## Task
Below are some records. Copy every line in them that holds "Arquitectura".

### Supplied records ###

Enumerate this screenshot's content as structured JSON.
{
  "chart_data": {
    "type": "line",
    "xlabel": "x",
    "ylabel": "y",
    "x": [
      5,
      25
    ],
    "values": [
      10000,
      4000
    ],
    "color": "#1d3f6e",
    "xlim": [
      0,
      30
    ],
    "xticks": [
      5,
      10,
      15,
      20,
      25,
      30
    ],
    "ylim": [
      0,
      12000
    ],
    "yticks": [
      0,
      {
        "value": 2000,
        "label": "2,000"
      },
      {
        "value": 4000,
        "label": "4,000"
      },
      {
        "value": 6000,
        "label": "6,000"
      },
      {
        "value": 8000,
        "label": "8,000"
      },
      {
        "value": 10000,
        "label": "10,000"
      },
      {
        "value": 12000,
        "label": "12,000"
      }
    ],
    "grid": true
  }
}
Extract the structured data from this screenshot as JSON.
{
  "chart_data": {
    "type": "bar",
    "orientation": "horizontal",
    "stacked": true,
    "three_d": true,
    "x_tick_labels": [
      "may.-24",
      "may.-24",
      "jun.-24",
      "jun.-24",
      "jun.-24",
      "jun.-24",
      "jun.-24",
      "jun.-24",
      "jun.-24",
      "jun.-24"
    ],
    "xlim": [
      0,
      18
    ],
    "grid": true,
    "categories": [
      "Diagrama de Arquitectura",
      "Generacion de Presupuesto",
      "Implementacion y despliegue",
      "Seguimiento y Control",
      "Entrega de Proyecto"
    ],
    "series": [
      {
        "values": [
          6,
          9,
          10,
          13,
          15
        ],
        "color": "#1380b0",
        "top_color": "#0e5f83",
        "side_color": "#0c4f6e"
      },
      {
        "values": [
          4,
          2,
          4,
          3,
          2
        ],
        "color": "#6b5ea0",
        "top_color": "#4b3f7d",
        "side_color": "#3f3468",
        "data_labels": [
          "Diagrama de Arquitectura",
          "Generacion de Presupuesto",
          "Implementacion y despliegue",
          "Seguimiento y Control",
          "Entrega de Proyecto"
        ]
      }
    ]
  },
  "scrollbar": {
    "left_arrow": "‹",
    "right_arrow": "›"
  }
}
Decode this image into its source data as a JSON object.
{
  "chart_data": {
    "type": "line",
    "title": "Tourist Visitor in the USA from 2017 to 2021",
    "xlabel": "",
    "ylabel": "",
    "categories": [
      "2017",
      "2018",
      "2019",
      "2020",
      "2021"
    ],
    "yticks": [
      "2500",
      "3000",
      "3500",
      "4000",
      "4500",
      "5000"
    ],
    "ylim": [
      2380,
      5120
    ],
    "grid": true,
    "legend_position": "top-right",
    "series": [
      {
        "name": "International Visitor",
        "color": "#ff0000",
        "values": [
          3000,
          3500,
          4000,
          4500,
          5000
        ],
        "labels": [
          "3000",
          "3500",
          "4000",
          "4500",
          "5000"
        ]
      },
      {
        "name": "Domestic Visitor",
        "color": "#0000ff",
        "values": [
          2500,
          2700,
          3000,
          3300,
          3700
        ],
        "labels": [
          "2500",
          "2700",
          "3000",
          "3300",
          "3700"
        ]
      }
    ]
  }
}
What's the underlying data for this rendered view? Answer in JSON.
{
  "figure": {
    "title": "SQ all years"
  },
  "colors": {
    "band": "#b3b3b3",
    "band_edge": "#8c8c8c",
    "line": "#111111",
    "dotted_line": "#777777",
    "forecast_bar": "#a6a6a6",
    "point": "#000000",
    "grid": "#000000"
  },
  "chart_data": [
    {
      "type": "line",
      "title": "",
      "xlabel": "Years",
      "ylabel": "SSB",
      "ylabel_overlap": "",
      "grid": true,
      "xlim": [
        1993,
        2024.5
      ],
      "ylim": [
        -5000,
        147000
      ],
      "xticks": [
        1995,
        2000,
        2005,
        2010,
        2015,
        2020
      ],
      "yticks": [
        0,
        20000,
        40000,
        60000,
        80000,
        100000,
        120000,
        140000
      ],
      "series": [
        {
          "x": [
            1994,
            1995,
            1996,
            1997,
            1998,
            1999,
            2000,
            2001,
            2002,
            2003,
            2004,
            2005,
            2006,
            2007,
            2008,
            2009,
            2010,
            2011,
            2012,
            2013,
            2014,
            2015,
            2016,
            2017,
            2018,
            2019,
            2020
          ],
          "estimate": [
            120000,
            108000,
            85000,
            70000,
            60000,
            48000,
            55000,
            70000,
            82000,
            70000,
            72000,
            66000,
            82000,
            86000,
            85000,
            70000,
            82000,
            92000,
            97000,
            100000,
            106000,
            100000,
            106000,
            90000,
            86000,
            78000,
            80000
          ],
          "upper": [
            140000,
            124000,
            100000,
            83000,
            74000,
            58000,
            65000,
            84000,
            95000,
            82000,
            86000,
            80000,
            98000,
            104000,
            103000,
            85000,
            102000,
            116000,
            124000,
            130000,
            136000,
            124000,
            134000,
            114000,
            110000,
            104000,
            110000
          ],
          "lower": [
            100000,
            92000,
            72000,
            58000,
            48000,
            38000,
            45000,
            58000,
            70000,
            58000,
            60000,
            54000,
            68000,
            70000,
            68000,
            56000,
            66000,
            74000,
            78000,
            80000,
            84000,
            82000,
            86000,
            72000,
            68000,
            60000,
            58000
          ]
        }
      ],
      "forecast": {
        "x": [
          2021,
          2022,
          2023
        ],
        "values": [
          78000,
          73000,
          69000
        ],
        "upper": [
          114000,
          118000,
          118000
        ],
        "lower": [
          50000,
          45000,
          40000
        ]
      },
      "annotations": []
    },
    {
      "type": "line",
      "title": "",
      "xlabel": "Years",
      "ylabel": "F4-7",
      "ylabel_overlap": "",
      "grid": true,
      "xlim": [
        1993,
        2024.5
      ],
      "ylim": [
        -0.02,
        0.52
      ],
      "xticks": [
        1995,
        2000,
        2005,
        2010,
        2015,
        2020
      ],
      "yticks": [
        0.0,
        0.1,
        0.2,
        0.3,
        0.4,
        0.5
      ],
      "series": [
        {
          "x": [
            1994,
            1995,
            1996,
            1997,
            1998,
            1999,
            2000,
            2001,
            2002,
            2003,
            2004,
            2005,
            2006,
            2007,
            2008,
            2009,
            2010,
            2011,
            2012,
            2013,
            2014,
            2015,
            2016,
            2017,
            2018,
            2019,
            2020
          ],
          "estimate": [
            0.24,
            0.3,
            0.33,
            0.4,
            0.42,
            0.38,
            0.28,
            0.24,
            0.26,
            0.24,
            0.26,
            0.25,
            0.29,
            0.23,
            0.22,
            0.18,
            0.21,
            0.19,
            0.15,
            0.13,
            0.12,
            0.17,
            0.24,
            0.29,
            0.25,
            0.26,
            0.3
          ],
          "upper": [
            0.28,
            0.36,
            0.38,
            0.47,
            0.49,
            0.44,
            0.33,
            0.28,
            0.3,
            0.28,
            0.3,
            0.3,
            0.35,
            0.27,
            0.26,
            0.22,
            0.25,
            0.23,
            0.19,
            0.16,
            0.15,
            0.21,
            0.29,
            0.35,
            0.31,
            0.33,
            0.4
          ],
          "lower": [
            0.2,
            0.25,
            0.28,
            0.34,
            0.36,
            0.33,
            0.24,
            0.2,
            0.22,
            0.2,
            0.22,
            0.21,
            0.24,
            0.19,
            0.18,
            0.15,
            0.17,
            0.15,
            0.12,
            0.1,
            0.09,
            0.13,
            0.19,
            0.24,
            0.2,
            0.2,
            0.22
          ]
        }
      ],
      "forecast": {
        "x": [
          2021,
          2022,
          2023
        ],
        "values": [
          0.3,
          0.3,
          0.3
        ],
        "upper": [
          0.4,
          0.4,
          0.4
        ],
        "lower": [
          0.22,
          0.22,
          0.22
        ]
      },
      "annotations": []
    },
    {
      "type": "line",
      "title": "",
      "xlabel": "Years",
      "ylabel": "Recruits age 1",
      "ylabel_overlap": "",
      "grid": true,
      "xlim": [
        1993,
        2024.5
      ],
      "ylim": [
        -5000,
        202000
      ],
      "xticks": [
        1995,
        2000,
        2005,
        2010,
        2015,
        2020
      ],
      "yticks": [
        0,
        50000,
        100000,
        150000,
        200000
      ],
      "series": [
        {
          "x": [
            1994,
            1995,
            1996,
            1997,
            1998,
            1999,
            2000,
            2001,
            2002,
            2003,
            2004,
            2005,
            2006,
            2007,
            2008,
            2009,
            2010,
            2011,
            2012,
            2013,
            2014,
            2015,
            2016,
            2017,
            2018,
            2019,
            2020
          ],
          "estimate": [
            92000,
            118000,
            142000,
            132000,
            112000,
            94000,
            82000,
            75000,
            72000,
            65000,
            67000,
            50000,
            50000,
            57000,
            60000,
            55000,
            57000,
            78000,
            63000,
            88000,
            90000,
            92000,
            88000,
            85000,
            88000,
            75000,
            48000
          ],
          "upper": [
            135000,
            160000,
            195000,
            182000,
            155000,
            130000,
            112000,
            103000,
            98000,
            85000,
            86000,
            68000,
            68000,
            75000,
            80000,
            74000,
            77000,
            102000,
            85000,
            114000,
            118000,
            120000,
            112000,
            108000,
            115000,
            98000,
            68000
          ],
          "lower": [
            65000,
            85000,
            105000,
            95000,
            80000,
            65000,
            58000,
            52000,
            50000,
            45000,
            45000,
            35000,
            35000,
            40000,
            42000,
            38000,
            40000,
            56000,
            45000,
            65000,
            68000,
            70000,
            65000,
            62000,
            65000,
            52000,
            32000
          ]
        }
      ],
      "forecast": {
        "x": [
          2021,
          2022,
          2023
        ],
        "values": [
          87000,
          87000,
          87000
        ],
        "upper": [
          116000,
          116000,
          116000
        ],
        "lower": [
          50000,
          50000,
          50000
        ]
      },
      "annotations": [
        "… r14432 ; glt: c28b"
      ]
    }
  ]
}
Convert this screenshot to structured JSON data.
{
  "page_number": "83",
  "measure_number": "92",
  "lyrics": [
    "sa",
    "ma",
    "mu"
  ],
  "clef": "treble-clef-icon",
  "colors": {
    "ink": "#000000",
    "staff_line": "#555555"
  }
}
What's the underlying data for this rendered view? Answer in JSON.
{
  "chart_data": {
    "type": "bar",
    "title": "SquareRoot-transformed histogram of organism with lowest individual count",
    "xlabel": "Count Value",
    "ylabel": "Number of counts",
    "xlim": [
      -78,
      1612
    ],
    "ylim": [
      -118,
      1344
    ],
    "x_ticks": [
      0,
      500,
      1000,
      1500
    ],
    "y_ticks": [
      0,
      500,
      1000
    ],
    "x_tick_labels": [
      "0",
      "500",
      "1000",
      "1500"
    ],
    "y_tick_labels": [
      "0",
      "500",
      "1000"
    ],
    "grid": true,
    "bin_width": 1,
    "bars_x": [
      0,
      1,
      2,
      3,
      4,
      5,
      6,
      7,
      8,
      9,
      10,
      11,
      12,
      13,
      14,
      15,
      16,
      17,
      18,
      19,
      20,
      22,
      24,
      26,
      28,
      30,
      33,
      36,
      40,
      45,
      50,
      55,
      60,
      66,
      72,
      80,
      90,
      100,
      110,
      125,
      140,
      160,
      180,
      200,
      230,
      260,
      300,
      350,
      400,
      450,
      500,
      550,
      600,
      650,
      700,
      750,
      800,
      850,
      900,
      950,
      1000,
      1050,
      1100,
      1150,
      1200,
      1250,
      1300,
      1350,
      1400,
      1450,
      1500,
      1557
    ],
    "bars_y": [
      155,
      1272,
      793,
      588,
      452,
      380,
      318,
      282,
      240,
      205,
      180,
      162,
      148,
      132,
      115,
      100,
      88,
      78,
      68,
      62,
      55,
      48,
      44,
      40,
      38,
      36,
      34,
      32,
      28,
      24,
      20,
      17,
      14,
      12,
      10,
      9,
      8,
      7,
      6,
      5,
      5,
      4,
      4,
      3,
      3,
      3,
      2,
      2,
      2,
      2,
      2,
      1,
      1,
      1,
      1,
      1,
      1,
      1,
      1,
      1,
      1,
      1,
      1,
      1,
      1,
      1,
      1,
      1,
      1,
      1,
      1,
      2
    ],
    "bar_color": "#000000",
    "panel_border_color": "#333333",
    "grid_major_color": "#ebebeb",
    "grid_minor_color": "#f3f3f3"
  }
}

###

## Expected answer
      "Diagrama de Arquitectura",
          "Diagrama de Arquitectura",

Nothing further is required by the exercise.